GOAL OF THE EXERCISE
Substitute "lap-time-cell" for "race-time-cell" in the lines from the line with "[380, 410, 540, 455]" to the line with "racer-given-name: 大介 [311, 602, 344, 621]". Write out only those lines, with nothing else changed.

── STORED DATA

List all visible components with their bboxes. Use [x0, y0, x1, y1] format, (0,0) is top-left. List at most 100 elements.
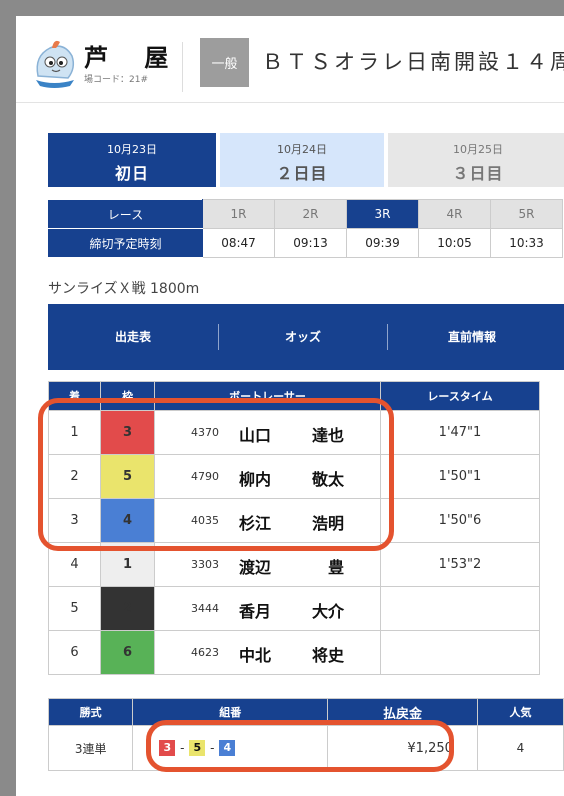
race-time-cell: 1'47"1 [380, 410, 540, 455]
combo-frame-chip: 3 [159, 740, 176, 756]
day-label: 初日 [114, 164, 149, 183]
race-time-cell: 1'50"1 [380, 454, 540, 499]
info-tabs: 出走表 オッズ 直前情報 [48, 304, 564, 370]
race-tab-2r[interactable]: 2R [274, 199, 347, 229]
racer-given-name: 大介 [311, 602, 344, 621]
race-tab-1r[interactable]: 1R [202, 199, 275, 229]
grade-badge: 一般 [200, 38, 249, 87]
racer-cell[interactable]: 4790 柳内 敬太 [154, 454, 381, 499]
rank-cell: 4 [48, 542, 101, 587]
racer-id: 4790 [191, 470, 219, 483]
combination-cell: 3-5-4 [132, 725, 329, 771]
table-row: 3 4 4035 杉江 浩明 1'50"6 [48, 498, 540, 543]
header-combination: 組番 [132, 698, 329, 726]
table-row: 4 1 3303 渡辺 豊 1'53"2 [48, 542, 540, 587]
popularity-cell: 4 [476, 725, 564, 771]
deadline-label: 締切予定時刻 [48, 228, 203, 258]
header-bet-type: 勝式 [47, 698, 134, 726]
racer-surname: 杉江 [239, 514, 272, 533]
racer-surname: 渡辺 [239, 558, 272, 577]
race-tab-5r[interactable]: 5R [490, 199, 563, 229]
race-name: サンライズＸ戦 1800m [48, 281, 200, 297]
results-table: 着 枠 ボートレーサー レースタイム 1 3 4370 山口 達也 1'47"1… [48, 381, 540, 675]
rank-cell: 6 [48, 630, 101, 675]
racer-surname: 柳内 [239, 470, 272, 489]
day-date: 10月24日 [277, 143, 327, 156]
rank-cell: 1 [48, 410, 101, 455]
rank-cell: 5 [48, 586, 101, 631]
day-tab-3[interactable]: 10月25日 ３日目 [388, 133, 564, 187]
header-racer: ボートレーサー [154, 381, 381, 411]
racer-given-name: 浩明 [311, 514, 344, 533]
combo-frame-chip: 4 [219, 740, 236, 756]
frame-cell: 5 [100, 454, 155, 499]
day-label: ２日目 [276, 164, 328, 183]
race-title: ＢＴＳオラレ日南開設１４周年 [262, 50, 564, 74]
table-row: 6 6 4623 中北 将史 [48, 630, 540, 675]
race-time-cell: 1'50"6 [380, 498, 540, 543]
deadline-time: 09:13 [274, 228, 347, 258]
day-date: 10月23日 [107, 143, 157, 156]
rank-cell: 3 [48, 498, 101, 543]
header-frame: 枠 [100, 381, 155, 411]
racer-cell[interactable]: 4035 杉江 浩明 [154, 498, 381, 543]
racer-surname: 山口 [239, 426, 272, 445]
rank-cell: 2 [48, 454, 101, 499]
race-tab-4r[interactable]: 4R [418, 199, 491, 229]
racer-given-name: 豊 [327, 558, 344, 577]
frame-cell: 1 [100, 542, 155, 587]
deadline-time: 10:33 [490, 228, 563, 258]
racer-id: 3444 [191, 602, 219, 615]
header-divider [182, 42, 183, 92]
racer-id: 4370 [191, 426, 219, 439]
tab-entries[interactable]: 出走表 [48, 304, 218, 370]
racer-id: 4623 [191, 646, 219, 659]
tab-pre-race-info[interactable]: 直前情報 [388, 304, 556, 370]
combo-separator: - [180, 741, 185, 755]
day-tab-2[interactable]: 10月24日 ２日目 [220, 133, 384, 187]
deadline-time: 10:05 [418, 228, 491, 258]
day-label: ３日目 [452, 164, 504, 183]
header-popularity: 人気 [476, 698, 564, 726]
racer-given-name: 達也 [311, 426, 344, 445]
race-time-cell [380, 586, 540, 631]
venue-header: 芦 屋 場コード：21# 一般 ＢＴＳオラレ日南開設１４周年 [16, 16, 564, 103]
racer-surname: 中北 [239, 646, 272, 665]
frame-cell: 3 [100, 410, 155, 455]
venue-code: 場コード：21# [84, 75, 148, 85]
day-tab-1[interactable]: 10月23日 初日 [48, 133, 216, 187]
header-rank: 着 [48, 381, 101, 411]
racer-cell[interactable]: 4623 中北 将史 [154, 630, 381, 675]
day-date: 10月25日 [453, 143, 503, 156]
frame-cell: 2 [100, 586, 155, 631]
venue-name: 芦 屋 [84, 44, 183, 72]
page-card: 芦 屋 場コード：21# 一般 ＢＴＳオラレ日南開設１４周年 10月23日 初日… [16, 16, 564, 796]
racer-cell[interactable]: 4370 山口 達也 [154, 410, 381, 455]
race-tab-3r[interactable]: 3R [346, 199, 419, 229]
racer-surname: 香月 [239, 602, 272, 621]
racer-id: 3303 [191, 558, 219, 571]
racer-cell[interactable]: 3444 香月 大介 [154, 586, 381, 631]
header-race-time: レースタイム [380, 381, 540, 411]
bet-type-cell: 3連単 [47, 725, 134, 771]
tab-odds[interactable]: オッズ [219, 304, 387, 370]
combo-frame-chip: 5 [189, 740, 206, 756]
race-navigation: レース 1R 2R 3R 4R 5R 締切予定時刻 08:47 09:13 09… [48, 199, 563, 258]
table-row: 1 3 4370 山口 達也 1'47"1 [48, 410, 540, 455]
racer-cell[interactable]: 3303 渡辺 豊 [154, 542, 381, 587]
table-row: 3連単 3-5-4 ¥1,250 4 [47, 725, 564, 771]
mascot-icon [36, 40, 75, 88]
racer-given-name: 将史 [311, 646, 344, 665]
race-time-cell: 1'53"2 [380, 542, 540, 587]
table-row: 5 2 3444 香月 大介 [48, 586, 540, 631]
deadline-time: 09:39 [346, 228, 419, 258]
payout-amount: ¥1,250 [327, 725, 478, 771]
frame-cell: 4 [100, 498, 155, 543]
deadline-time: 08:47 [202, 228, 275, 258]
frame-cell: 6 [100, 630, 155, 675]
race-label: レース [48, 199, 203, 229]
payout-table: 勝式 組番 払戻金 人気 3連単 3-5-4 ¥1,250 4 [47, 698, 564, 771]
table-row: 2 5 4790 柳内 敬太 1'50"1 [48, 454, 540, 499]
racer-given-name: 敬太 [311, 470, 344, 489]
header-payout: 払戻金 [327, 698, 478, 726]
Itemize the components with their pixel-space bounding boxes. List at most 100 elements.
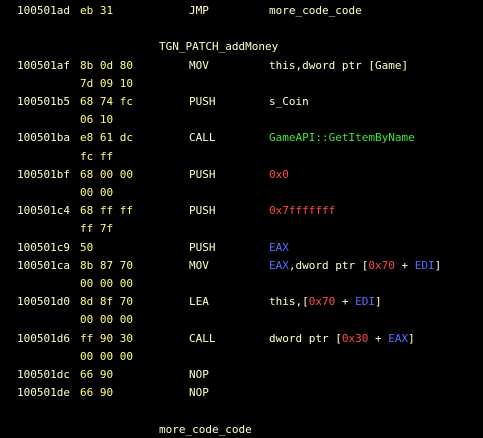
- instruction-operands[interactable]: dword ptr [0x30 + EAX]: [269, 330, 415, 347]
- instruction-bytes: ff 90 30: [80, 331, 133, 345]
- instruction-address[interactable]: 100501de: [17, 384, 70, 401]
- operand-token: 0x30: [341, 331, 369, 345]
- operand-token: EDI: [414, 258, 435, 272]
- instruction-row[interactable]: 100501dc 66 90 NOP: [0, 366, 483, 383]
- instruction-mnemonic[interactable]: JMP: [189, 2, 209, 19]
- instruction-address[interactable]: 100501af: [17, 57, 70, 74]
- instruction-row[interactable]: 100501d6 ff 90 30 CALL dword ptr [0x30 + EA…: [0, 330, 483, 347]
- instruction-row[interactable]: 100501c4 68 ff ff PUSH 0x7fffffff: [0, 202, 483, 219]
- instruction-bytes-continuation: ff 7f: [0, 220, 483, 237]
- code-label[interactable]: TGN_PATCH_addMoney: [159, 38, 278, 55]
- operand-token: more_code_code: [269, 4, 362, 17]
- instruction-row[interactable]: 100501ad eb 31 JMP more_code_code: [0, 2, 483, 19]
- instruction-bytes: 8b 0d 80: [80, 58, 133, 72]
- operand-token: EDI: [355, 295, 375, 309]
- instruction-bytes: 00 00 00: [80, 313, 133, 327]
- operand-token: EAX: [269, 240, 289, 254]
- instruction-operands[interactable]: EAX,dword ptr [0x70 + EDI]: [269, 257, 441, 274]
- instruction-operands[interactable]: this,[0x70 + EDI]: [269, 293, 382, 310]
- operand-token: 0x70: [308, 295, 336, 309]
- instruction-operands[interactable]: more_code_code: [269, 2, 362, 19]
- instruction-row[interactable]: 100501d0 8d 8f 70 LEA this,[0x70 + EDI]: [0, 293, 483, 310]
- code-label-row[interactable]: TGN_PATCH_addMoney: [0, 38, 483, 55]
- instruction-bytes: 06 10: [80, 113, 114, 127]
- instruction-operands[interactable]: this,dword ptr [Game]: [269, 57, 408, 74]
- code-label[interactable]: more_code_code: [159, 421, 252, 438]
- instruction-bytes: ff 7f: [80, 222, 114, 236]
- operand-token: ]: [408, 331, 415, 345]
- instruction-bytes: 00 00 00: [80, 349, 133, 363]
- instruction-bytes: 68 ff ff: [80, 204, 133, 218]
- instruction-row[interactable]: 100501c9 50 PUSH EAX: [0, 239, 483, 256]
- operand-token: dword ptr [: [269, 331, 342, 345]
- instruction-row[interactable]: 100501af 8b 0d 80 MOV this,dword ptr [Game]: [0, 57, 483, 74]
- operand-token[interactable]: GameAPI::GetItemByName: [269, 131, 415, 144]
- instruction-mnemonic[interactable]: CALL: [189, 129, 216, 146]
- instruction-address[interactable]: 100501c4: [17, 202, 70, 219]
- operand-token: 0x70: [368, 258, 395, 272]
- instruction-bytes: 7d 09 10: [80, 76, 133, 90]
- instruction-operands[interactable]: s_Coin: [269, 93, 309, 110]
- instruction-row[interactable]: 100501de 66 90 NOP: [0, 384, 483, 401]
- instruction-row[interactable]: 100501bf 68 00 00 PUSH 0x0: [0, 166, 483, 183]
- instruction-mnemonic[interactable]: PUSH: [189, 239, 216, 256]
- instruction-bytes: e8 61 dc: [80, 131, 133, 145]
- instruction-mnemonic[interactable]: MOV: [189, 57, 209, 74]
- instruction-mnemonic[interactable]: PUSH: [189, 202, 216, 219]
- instruction-address[interactable]: 100501ba: [17, 129, 70, 146]
- instruction-bytes-continuation: 06 10: [0, 111, 483, 128]
- instruction-mnemonic[interactable]: PUSH: [189, 166, 216, 183]
- instruction-address[interactable]: 100501c9: [17, 239, 70, 256]
- instruction-address[interactable]: 100501d6: [17, 330, 70, 347]
- instruction-operands[interactable]: GameAPI::GetItemByName: [269, 129, 415, 146]
- instruction-bytes: 00 00 00: [80, 277, 133, 290]
- operand-token: 0x0: [269, 167, 289, 181]
- instruction-address[interactable]: 100501bf: [17, 166, 70, 183]
- instruction-bytes: eb 31: [80, 4, 114, 17]
- operand-token: 0x7fffffff: [269, 204, 336, 218]
- instruction-mnemonic[interactable]: NOP: [189, 366, 209, 383]
- instruction-bytes: 68 74 fc: [80, 95, 133, 108]
- instruction-address[interactable]: 100501ad: [17, 2, 70, 19]
- instruction-operands[interactable]: 0x7fffffff: [269, 202, 335, 219]
- instruction-row[interactable]: 100501ca 8b 87 70 MOV EAX,dword ptr [0x70 +…: [0, 257, 483, 274]
- instruction-operands[interactable]: 0x0: [269, 166, 289, 183]
- operand-token: ]: [434, 258, 442, 272]
- instruction-bytes-continuation: fc ff: [0, 148, 483, 165]
- instruction-mnemonic[interactable]: NOP: [189, 384, 209, 401]
- instruction-operands[interactable]: EAX: [269, 239, 289, 256]
- instruction-bytes-continuation: 7d 09 10: [0, 75, 483, 92]
- instruction-bytes: 68 00 00: [80, 167, 133, 181]
- operand-token: ]: [375, 295, 382, 309]
- instruction-address[interactable]: 100501ca: [17, 257, 70, 274]
- instruction-bytes-continuation: 00 00 00: [0, 275, 483, 292]
- instruction-bytes: 00 00: [80, 186, 114, 199]
- instruction-mnemonic[interactable]: PUSH: [189, 93, 216, 110]
- instruction-mnemonic[interactable]: LEA: [189, 293, 209, 310]
- operand-token: this: [269, 58, 296, 72]
- instruction-bytes: 66 90: [80, 368, 114, 381]
- operand-token: ,dword ptr [Game]: [295, 58, 409, 72]
- code-label-row[interactable]: more_code_code: [0, 421, 483, 438]
- instruction-address[interactable]: 100501d0: [17, 293, 70, 310]
- disassembly-listing[interactable]: 100501ad eb 31 JMP more_code_code TGN_PATCH_…: [0, 0, 483, 436]
- instruction-address[interactable]: 100501b5: [17, 93, 70, 110]
- instruction-bytes-continuation: 00 00 00: [0, 348, 483, 365]
- operand-token: EAX: [269, 258, 289, 272]
- instruction-bytes-continuation: 00 00 00: [0, 311, 483, 328]
- operand-token: +: [368, 331, 389, 345]
- instruction-bytes-continuation: 00 00: [0, 184, 483, 201]
- instruction-bytes: fc ff: [80, 149, 114, 163]
- instruction-mnemonic[interactable]: CALL: [189, 330, 216, 347]
- instruction-address[interactable]: 100501dc: [17, 366, 70, 383]
- instruction-bytes: 50: [80, 240, 94, 254]
- instruction-mnemonic[interactable]: MOV: [189, 257, 209, 274]
- instruction-row[interactable]: 100501ba e8 61 dc CALL GameAPI::GetItemByNa…: [0, 129, 483, 146]
- operand-token: EAX: [388, 331, 409, 345]
- instruction-row[interactable]: 100501b5 68 74 fc PUSH s_Coin: [0, 93, 483, 110]
- instruction-bytes: 8d 8f 70: [80, 295, 133, 309]
- operand-token: ,dword ptr [: [288, 258, 369, 272]
- operand-token: ,[: [295, 295, 309, 309]
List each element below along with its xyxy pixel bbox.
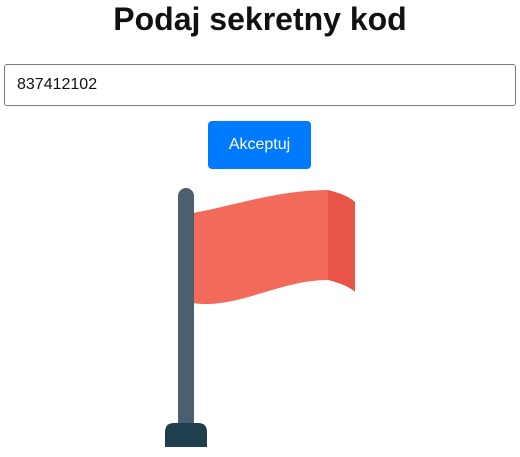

────

FINAL RESULT
lap-time-cell: 1'47"1 [380, 410, 540, 455]
combo-frame-chip: 3 [159, 740, 176, 756]
day-label: 初日 [114, 164, 149, 183]
lap-time-cell: 1'50"1 [380, 454, 540, 499]
info-tabs: 出走表 オッズ 直前情報 [48, 304, 564, 370]
race-tab-2r[interactable]: 2R [274, 199, 347, 229]
racer-given-name: 大介 [311, 602, 344, 621]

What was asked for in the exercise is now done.